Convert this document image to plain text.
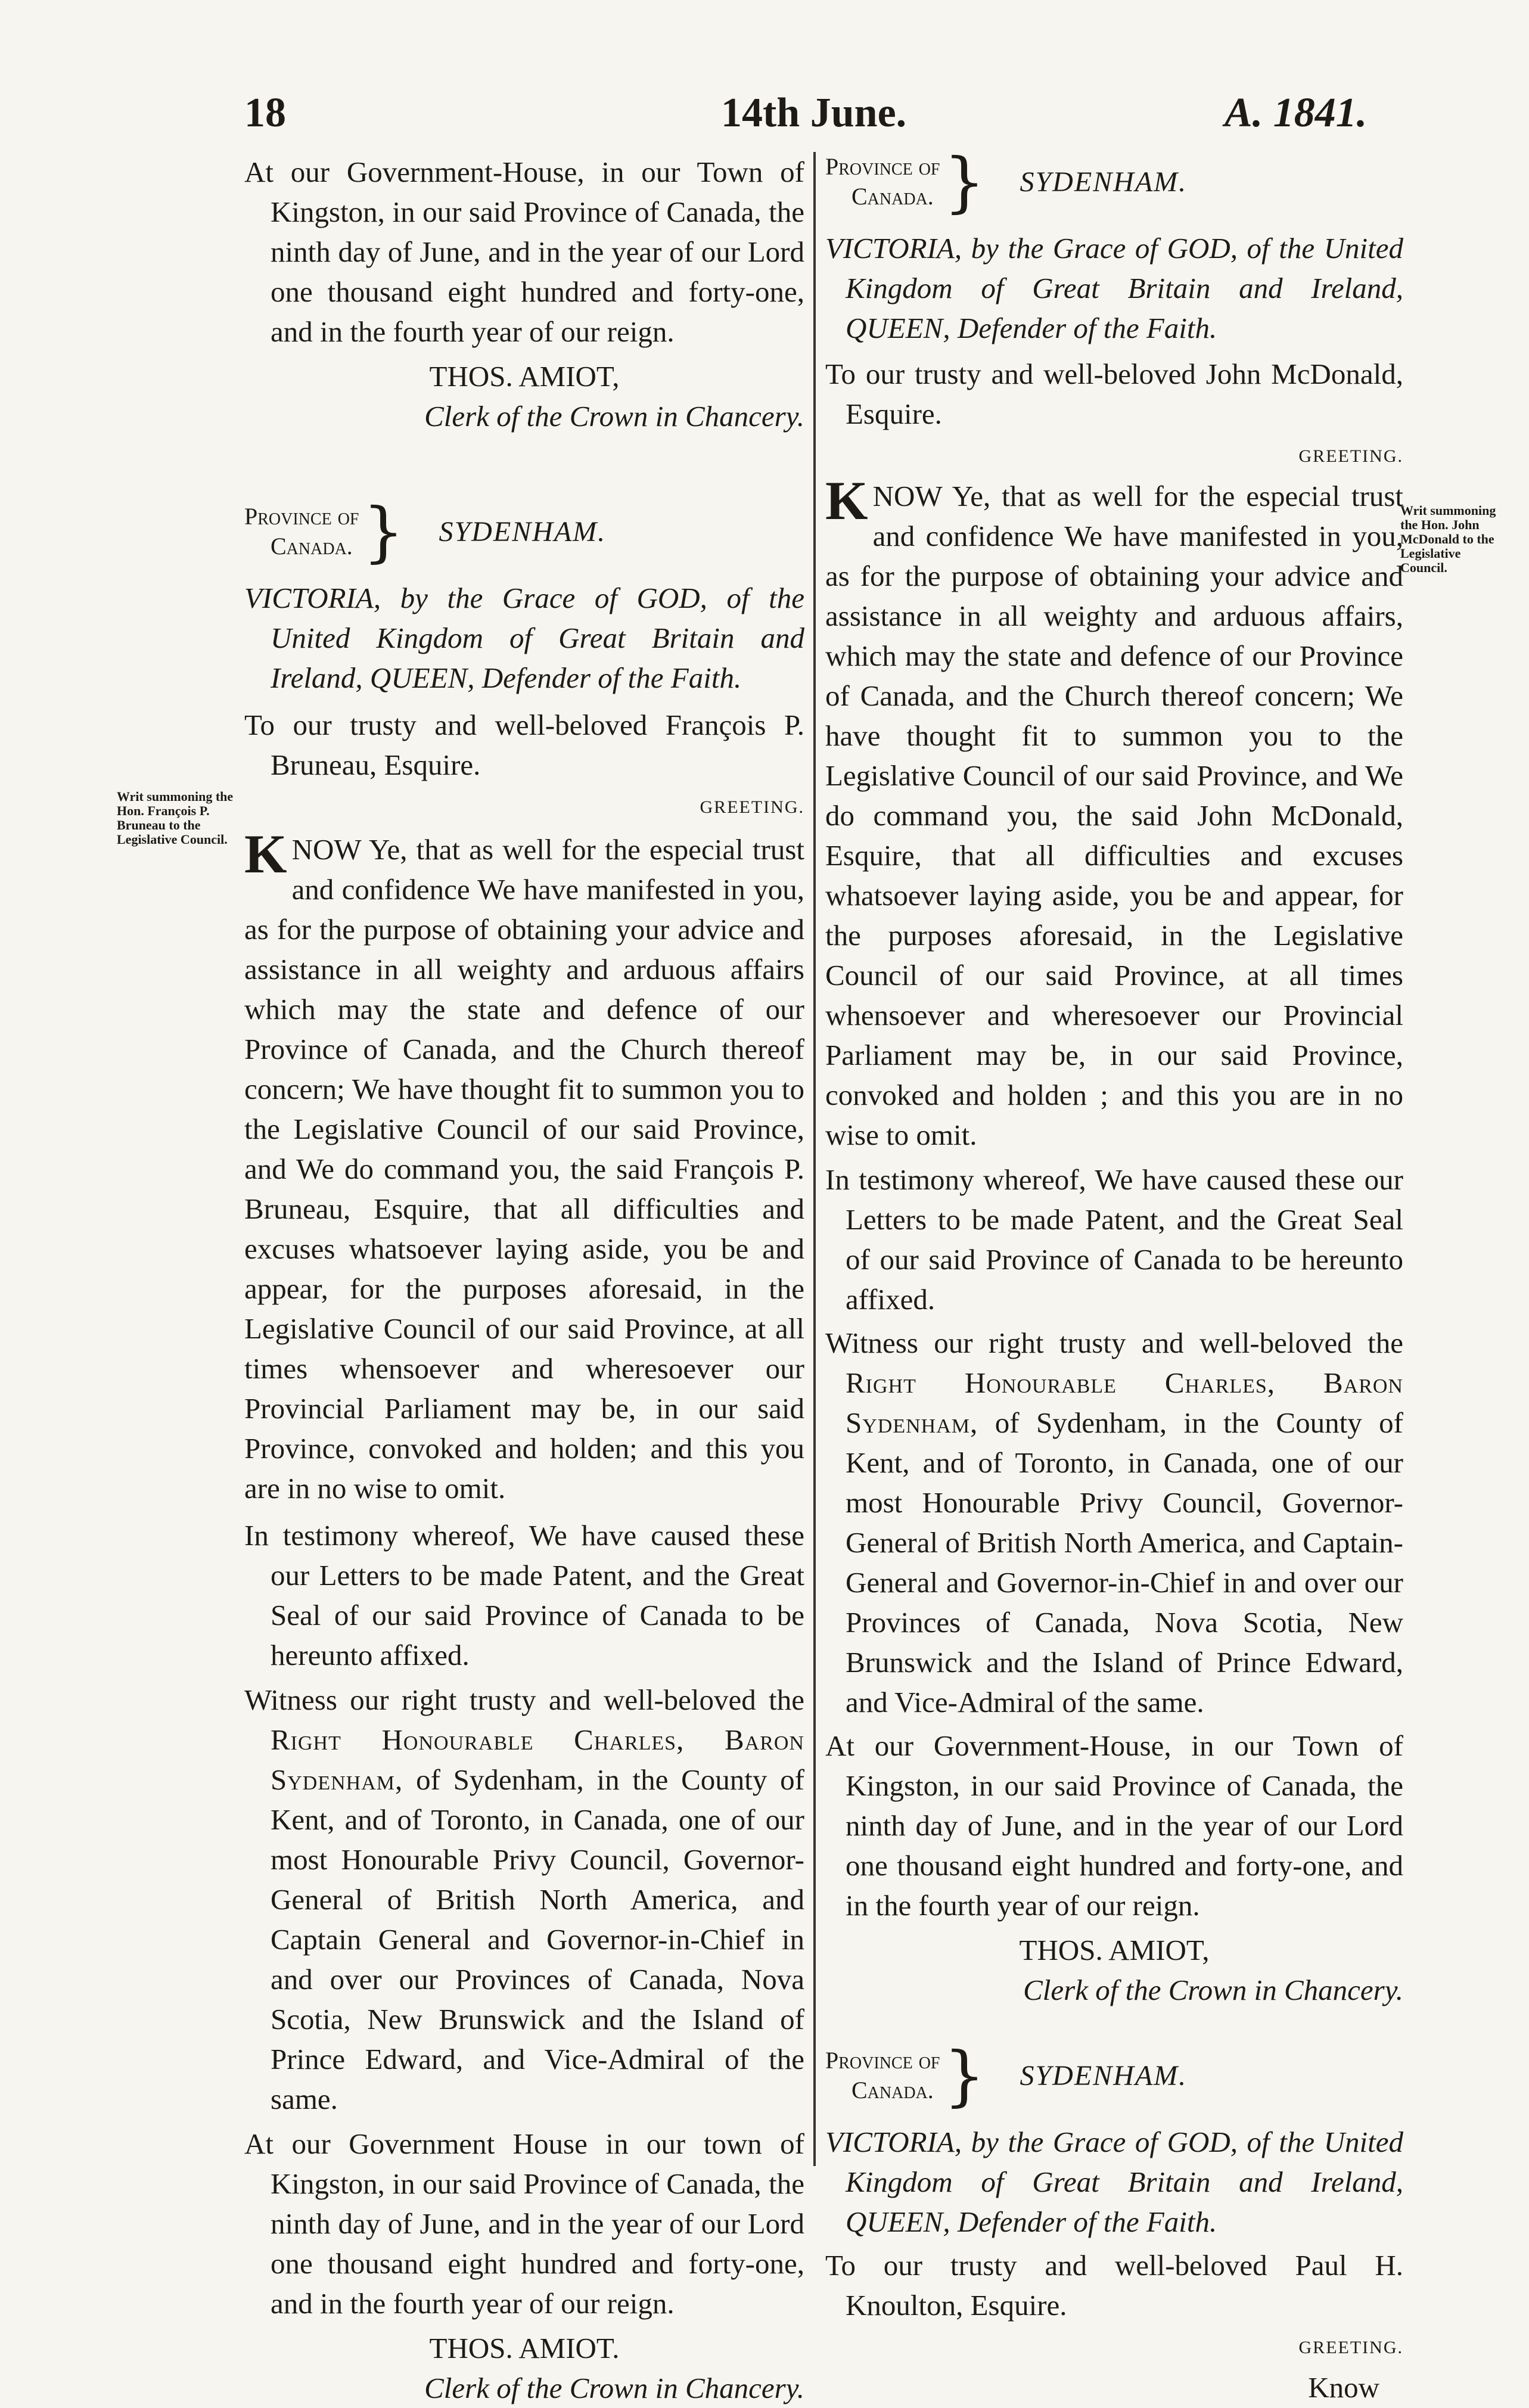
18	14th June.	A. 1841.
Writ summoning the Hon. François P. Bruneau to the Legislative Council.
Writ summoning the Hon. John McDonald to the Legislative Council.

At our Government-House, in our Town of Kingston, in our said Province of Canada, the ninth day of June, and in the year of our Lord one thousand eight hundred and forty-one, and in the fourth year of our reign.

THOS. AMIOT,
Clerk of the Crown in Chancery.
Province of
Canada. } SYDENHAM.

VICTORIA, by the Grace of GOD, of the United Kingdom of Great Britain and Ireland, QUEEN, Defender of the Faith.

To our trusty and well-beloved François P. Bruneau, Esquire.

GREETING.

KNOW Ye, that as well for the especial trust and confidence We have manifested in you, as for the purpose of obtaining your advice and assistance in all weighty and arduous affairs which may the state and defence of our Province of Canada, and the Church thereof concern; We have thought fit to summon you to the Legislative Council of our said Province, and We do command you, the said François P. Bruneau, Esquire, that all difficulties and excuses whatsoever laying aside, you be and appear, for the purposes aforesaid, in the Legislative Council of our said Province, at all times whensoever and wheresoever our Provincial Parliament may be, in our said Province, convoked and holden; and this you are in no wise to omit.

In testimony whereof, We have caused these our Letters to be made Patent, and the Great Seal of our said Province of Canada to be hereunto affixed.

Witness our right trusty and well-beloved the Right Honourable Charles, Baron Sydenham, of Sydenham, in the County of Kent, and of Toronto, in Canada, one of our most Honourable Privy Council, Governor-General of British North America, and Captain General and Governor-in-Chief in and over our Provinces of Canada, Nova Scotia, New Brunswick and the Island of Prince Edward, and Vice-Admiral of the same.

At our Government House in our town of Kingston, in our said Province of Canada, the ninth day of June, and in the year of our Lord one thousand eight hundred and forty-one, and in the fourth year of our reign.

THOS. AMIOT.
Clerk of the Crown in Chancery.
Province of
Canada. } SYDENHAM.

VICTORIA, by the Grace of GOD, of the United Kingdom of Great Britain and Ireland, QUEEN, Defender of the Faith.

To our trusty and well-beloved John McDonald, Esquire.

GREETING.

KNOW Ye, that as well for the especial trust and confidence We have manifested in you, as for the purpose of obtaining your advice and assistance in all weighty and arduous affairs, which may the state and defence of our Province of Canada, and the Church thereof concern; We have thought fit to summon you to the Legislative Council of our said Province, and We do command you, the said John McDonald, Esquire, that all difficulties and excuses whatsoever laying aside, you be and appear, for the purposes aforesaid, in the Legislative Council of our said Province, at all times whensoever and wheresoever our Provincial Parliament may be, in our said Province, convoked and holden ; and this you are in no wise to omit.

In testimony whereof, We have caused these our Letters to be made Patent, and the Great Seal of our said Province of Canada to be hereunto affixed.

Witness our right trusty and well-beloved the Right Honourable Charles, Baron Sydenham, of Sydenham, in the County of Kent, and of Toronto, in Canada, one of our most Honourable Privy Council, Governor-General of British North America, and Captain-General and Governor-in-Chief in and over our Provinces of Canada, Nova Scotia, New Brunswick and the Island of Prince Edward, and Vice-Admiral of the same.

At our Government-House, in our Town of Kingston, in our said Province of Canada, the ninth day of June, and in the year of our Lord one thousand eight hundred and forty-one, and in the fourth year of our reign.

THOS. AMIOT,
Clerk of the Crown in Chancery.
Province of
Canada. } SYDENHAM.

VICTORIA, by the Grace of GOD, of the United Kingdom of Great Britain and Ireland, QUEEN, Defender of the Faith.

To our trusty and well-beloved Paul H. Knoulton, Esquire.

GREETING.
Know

....................

## Problem
Strip out the pictures and quote the remaining data word for word.

## Exercise response
Convert this document image to plain text.
18	14th June.	A. 1841.
Writ summoning the Hon. François P. Bruneau to the Legislative Council.
Writ summoning the Hon. John McDonald to the Legislative Council.

At our Government-House, in our Town of Kingston, in our said Province of Canada, the ninth day of June, and in the year of our Lord one thousand eight hundred and forty-one, and in the fourth year of our reign.

THOS. AMIOT,
Clerk of the Crown in Chancery.
Province of
Canada. } SYDENHAM.

VICTORIA, by the Grace of GOD, of the United Kingdom of Great Britain and Ireland, QUEEN, Defender of the Faith.

To our trusty and well-beloved François P. Bruneau, Esquire.

GREETING.

KNOW Ye, that as well for the especial trust and confidence We have manifested in you, as for the purpose of obtaining your advice and assistance in all weighty and arduous affairs which may the state and defence of our Province of Canada, and the Church thereof concern; We have thought fit to summon you to the Legislative Council of our said Province, and We do command you, the said François P. Bruneau, Esquire, that all difficulties and excuses whatsoever laying aside, you be and appear, for the purposes aforesaid, in the Legislative Council of our said Province, at all times whensoever and wheresoever our Provincial Parliament may be, in our said Province, convoked and holden; and this you are in no wise to omit.

In testimony whereof, We have caused these our Letters to be made Patent, and the Great Seal of our said Province of Canada to be hereunto affixed.

Witness our right trusty and well-beloved the Right Honourable Charles, Baron Sydenham, of Sydenham, in the County of Kent, and of Toronto, in Canada, one of our most Honourable Privy Council, Governor-General of British North America, and Captain General and Governor-in-Chief in and over our Provinces of Canada, Nova Scotia, New Brunswick and the Island of Prince Edward, and Vice-Admiral of the same.

At our Government House in our town of Kingston, in our said Province of Canada, the ninth day of June, and in the year of our Lord one thousand eight hundred and forty-one, and in the fourth year of our reign.

THOS. AMIOT.
Clerk of the Crown in Chancery.
Province of
Canada. } SYDENHAM.

VICTORIA, by the Grace of GOD, of the United Kingdom of Great Britain and Ireland, QUEEN, Defender of the Faith.

To our trusty and well-beloved John McDonald, Esquire.

GREETING.

KNOW Ye, that as well for the especial trust and confidence We have manifested in you, as for the purpose of obtaining your advice and assistance in all weighty and arduous affairs, which may the state and defence of our Province of Canada, and the Church thereof concern; We have thought fit to summon you to the Legislative Council of our said Province, and We do command you, the said John McDonald, Esquire, that all difficulties and excuses whatsoever laying aside, you be and appear, for the purposes aforesaid, in the Legislative Council of our said Province, at all times whensoever and wheresoever our Provincial Parliament may be, in our said Province, convoked and holden ; and this you are in no wise to omit.

In testimony whereof, We have caused these our Letters to be made Patent, and the Great Seal of our said Province of Canada to be hereunto affixed.

Witness our right trusty and well-beloved the Right Honourable Charles, Baron Sydenham, of Sydenham, in the County of Kent, and of Toronto, in Canada, one of our most Honourable Privy Council, Governor-General of British North America, and Captain-General and Governor-in-Chief in and over our Provinces of Canada, Nova Scotia, New Brunswick and the Island of Prince Edward, and Vice-Admiral of the same.

At our Government-House, in our Town of Kingston, in our said Province of Canada, the ninth day of June, and in the year of our Lord one thousand eight hundred and forty-one, and in the fourth year of our reign.

THOS. AMIOT,
Clerk of the Crown in Chancery.
Province of
Canada. } SYDENHAM.

VICTORIA, by the Grace of GOD, of the United Kingdom of Great Britain and Ireland, QUEEN, Defender of the Faith.

To our trusty and well-beloved Paul H. Knoulton, Esquire.

GREETING.
Know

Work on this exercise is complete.